- _Exercise task_: From the listing below, pull out every line where the string "Bezpečnost" appears.

- _Provided material_:
···

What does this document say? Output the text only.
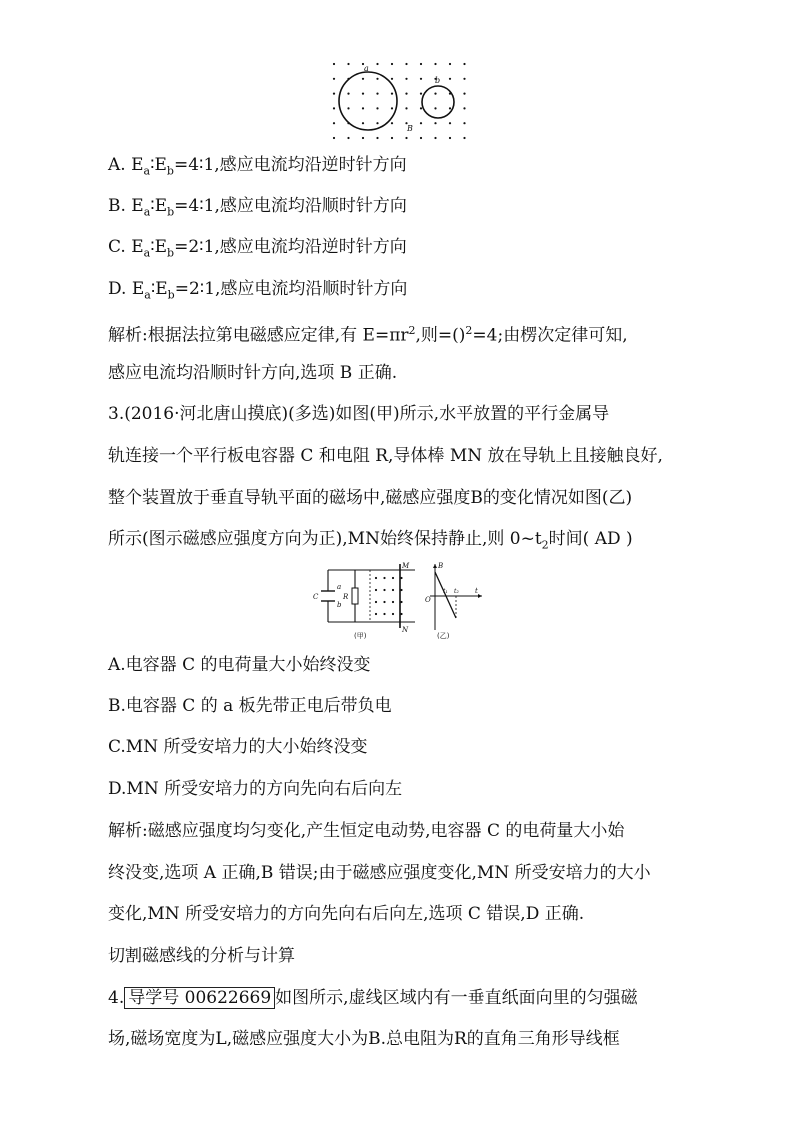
a
b
B
A. $E_a∶E_b=4∶1$,感应电流均沿逆时针方向
B. $E_a∶E_b=4∶1$,感应电流均沿顺时针方向
C. $E_a∶E_b=2∶1$,感应电流均沿逆时针方向
D. $E_a∶E_b=2∶1$,感应电流均沿顺时针方向
解析:根据法拉第电磁感应定律,有 $E=\pi r^2$,则=()$^2$=4;由楞次定律可知,
感应电流均沿顺时针方向,选项 B 正确.
3.(2016·河北唐山摸底)(多选)如图(甲)所示,水平放置的平行金属导
轨连接一个平行板电容器 C 和电阻 R,导体棒 MN 放在导轨上且接触良好,
整个装置放于垂直导轨平面的磁场中,磁感应强度B的变化情况如图(乙)
所示(图示磁感应强度方向为正),MN始终保持静止,则 $0\sim t_2$时间( AD )
C
a
b
R
M
N
(甲)
B
O
t₁ t₂ t
(乙)
A.电容器 C 的电荷量大小始终没变
B.电容器 C 的 a 板先带正电后带负电
C.MN 所受安培力的大小始终没变
D.MN 所受安培力的方向先向右后向左
解析:磁感应强度均匀变化,产生恒定电动势,电容器 C 的电荷量大小始
终没变,选项 A 正确,B 错误;由于磁感应强度变化,MN 所受安培力的大小
变化,MN 所受安培力的方向先向右后向左,选项 C 错误,D 正确.
切割磁感线的分析与计算
4. 导学号 00622669 如图所示,虚线区域内有一垂直纸面向里的匀强磁
场,磁场宽度为L,磁感应强度大小为B.总电阻为R的直角三角形导线框
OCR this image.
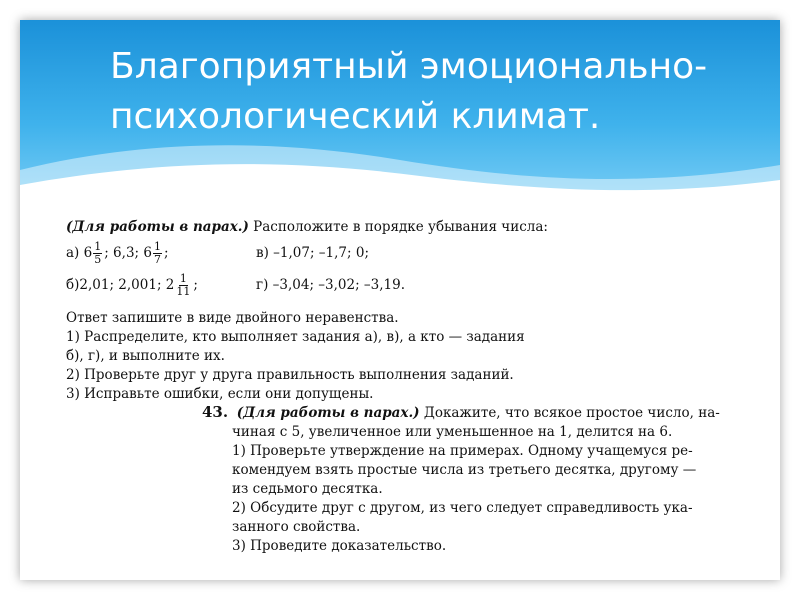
Благоприятный эмоционально-
психологический климат.

(Для работы в парах.) Расположите в порядке убывания числа:

а)
$6 \frac{1}{5}$ ; 6,3; $6 \frac{1}{7}$ ;	в) –1,07; –1,7; 0;
б) 2,01; 2,001; $2 \frac{1}{11}$ ;	г) –3,04; –3,02; –3,19.

Ответ запишите в виде двойного неравенства.

1) Распределите, кто выполняет задания а), в), а кто — задания

б), г), и выполните их.

2) Проверьте друг у друга правильность выполнения заданий.

3) Исправьте ошибки, если они допущены.

43. (Для работы в парах.) Докажите, что всякое простое число, на-

чиная с 5, увеличенное или уменьшенное на 1, делится на 6.

1) Проверьте утверждение на примерах. Одному учащемуся ре-

комендуем взять простые числа из третьего десятка, другому —

из седьмого десятка.

2) Обсудите друг с другом, из чего следует справедливость ука-

занного свойства.

3) Проведите доказательство.
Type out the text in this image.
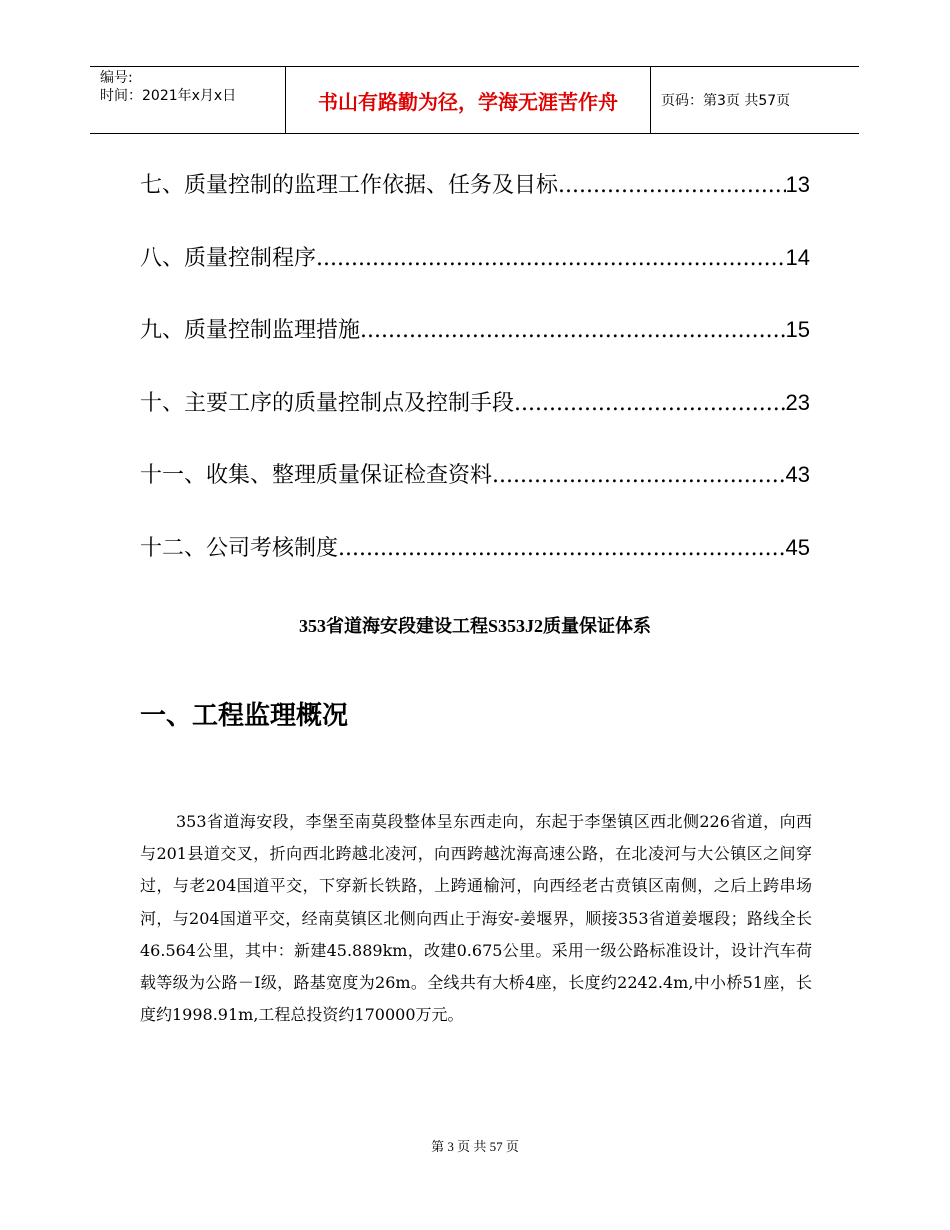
编号:
时间：2021年x月x日	书山有路勤为径，学海无涯苦作舟	页码：第3页 共57页
七、质量控制的监理工作依据、任务及目标 .....	13
八、质量控制程序 .....	14
九、质量控制监理措施 .....	15
十、主要工序的质量控制点及控制手段 .....	23
十一、收集、整理质量保证检查资料 .....	43
十二、公司考核制度 .....	45
353省道海安段建设工程S353J2质量保证体系
一、工程监理概况
353省道海安段，李堡至南莫段整体呈东西走向，东起于李堡镇区西北侧226省道，向西与201县道交叉，折向西北跨越北凌河，向西跨越沈海高速公路，在北凌河与大公镇区之间穿过，与老204国道平交，下穿新长铁路，上跨通榆河，向西经老古贲镇区南侧，之后上跨串场河，与204国道平交，经南莫镇区北侧向西止于海安-姜堰界，顺接353省道姜堰段；路线全长46.564公里，其中：新建45.889km，改建0.675公里。采用一级公路标准设计，设计汽车荷载等级为公路－Ⅰ级，路基宽度为26m。全线共有大桥4座，长度约2242.4m,中小桥51座，长度约1998.91m,工程总投资约170000万元。
第 3 页 共 57 页
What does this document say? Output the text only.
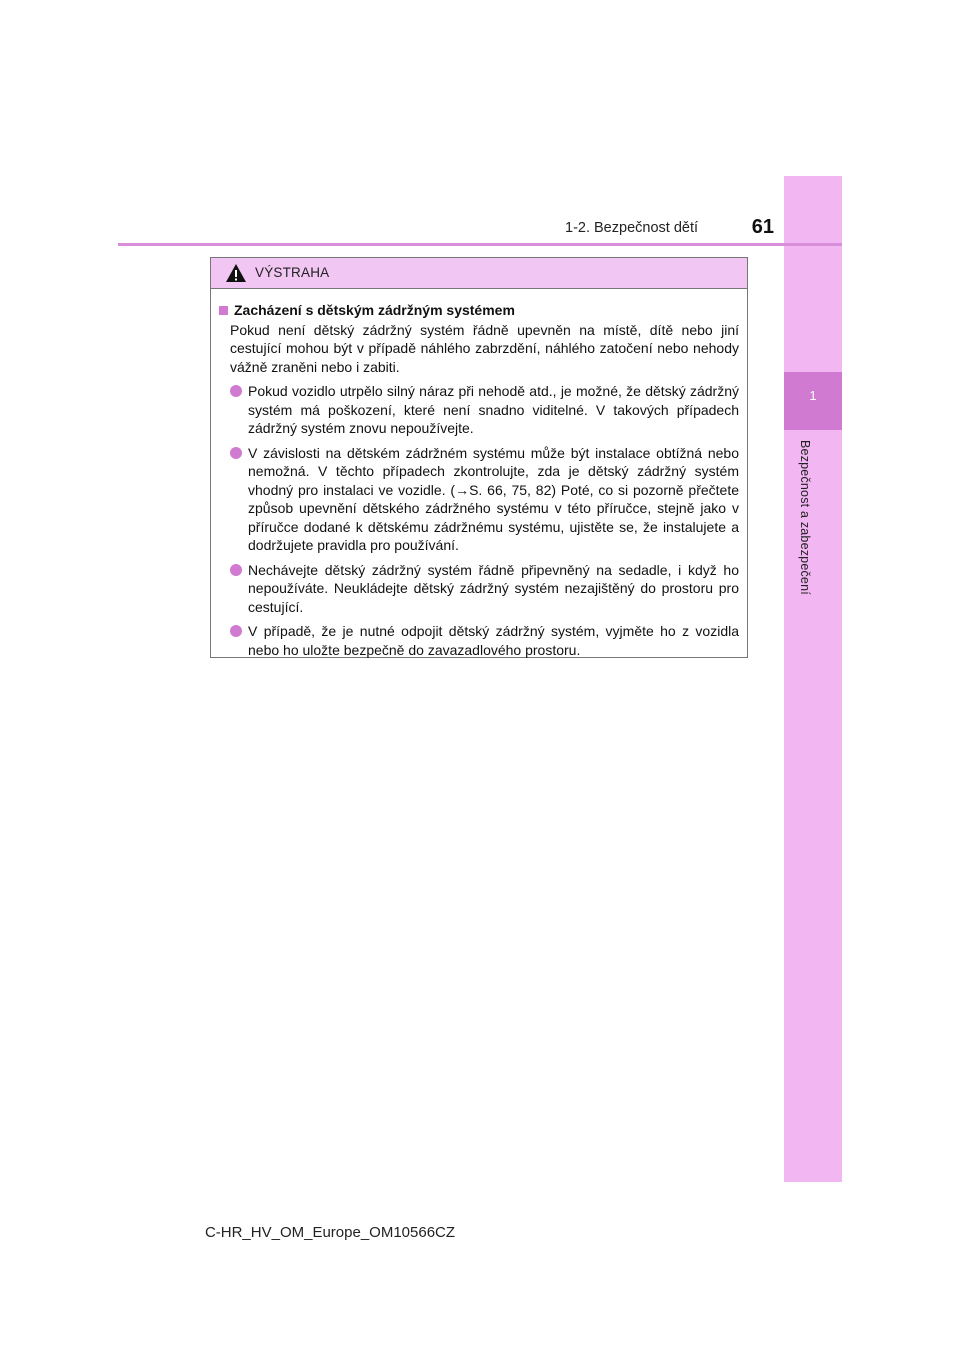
1
Bezpečnost a zabezpečení
1-2. Bezpečnost dětí	61
VÝSTRAHA
Zacházení s dětským zádržným systémem
Pokud není dětský zádržný systém řádně upevněn na místě, dítě nebo jiní cestující mohou být v případě náhlého zabrzdění, náhlého zatočení nebo nehody vážně zraněni nebo i zabiti.
Pokud vozidlo utrpělo silný náraz při nehodě atd., je možné, že dětský zádržný systém má poškození, které není snadno viditelné. V takových případech zádržný systém znovu nepoužívejte.
V závislosti na dětském zádržném systému může být instalace obtížná nebo nemožná. V těchto případech zkontrolujte, zda je dětský zádržný systém vhodný pro instalaci ve vozidle. (→S. 66, 75, 82) Poté, co si pozorně přečtete způsob upevnění dětského zádržného systému v této příručce, stejně jako v příručce dodané k dětskému zádržnému systému, ujistěte se, že instalujete a dodržujete pravidla pro používání.
Nechávejte dětský zádržný systém řádně připevněný na sedadle, i když ho nepoužíváte. Neukládejte dětský zádržný systém nezajištěný do prostoru pro cestující.
V případě, že je nutné odpojit dětský zádržný systém, vyjměte ho z vozidla nebo ho uložte bezpečně do zavazadlového prostoru.
C-HR_HV_OM_Europe_OM10566CZ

···

- _Solution_:
Bezpečnost a zabezpečení
1-2. Bezpečnost dětí	61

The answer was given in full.